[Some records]
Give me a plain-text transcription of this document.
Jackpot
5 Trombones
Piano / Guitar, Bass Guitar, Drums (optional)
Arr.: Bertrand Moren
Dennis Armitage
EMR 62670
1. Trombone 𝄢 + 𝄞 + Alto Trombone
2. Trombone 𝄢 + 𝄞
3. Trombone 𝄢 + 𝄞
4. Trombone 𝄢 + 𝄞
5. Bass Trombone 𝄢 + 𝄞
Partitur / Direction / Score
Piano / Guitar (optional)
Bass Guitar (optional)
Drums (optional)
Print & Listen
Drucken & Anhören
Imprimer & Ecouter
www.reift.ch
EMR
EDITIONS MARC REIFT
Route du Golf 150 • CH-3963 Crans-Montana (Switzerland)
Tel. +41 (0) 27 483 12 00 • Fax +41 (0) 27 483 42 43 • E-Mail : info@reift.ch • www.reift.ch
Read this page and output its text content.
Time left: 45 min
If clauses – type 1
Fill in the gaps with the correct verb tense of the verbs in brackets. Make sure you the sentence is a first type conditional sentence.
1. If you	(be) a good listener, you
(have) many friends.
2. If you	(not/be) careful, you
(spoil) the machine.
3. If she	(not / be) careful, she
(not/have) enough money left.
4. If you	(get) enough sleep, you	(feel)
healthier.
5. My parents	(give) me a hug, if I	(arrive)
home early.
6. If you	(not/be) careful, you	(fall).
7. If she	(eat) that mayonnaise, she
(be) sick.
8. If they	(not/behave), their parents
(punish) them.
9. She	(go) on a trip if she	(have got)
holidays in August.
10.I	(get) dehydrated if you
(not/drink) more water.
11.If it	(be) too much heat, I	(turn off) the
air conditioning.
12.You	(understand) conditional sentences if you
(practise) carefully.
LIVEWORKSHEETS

What to produce: Reply with nothing except the number of lines in the listing above that include the string "text".

Problem solution: 2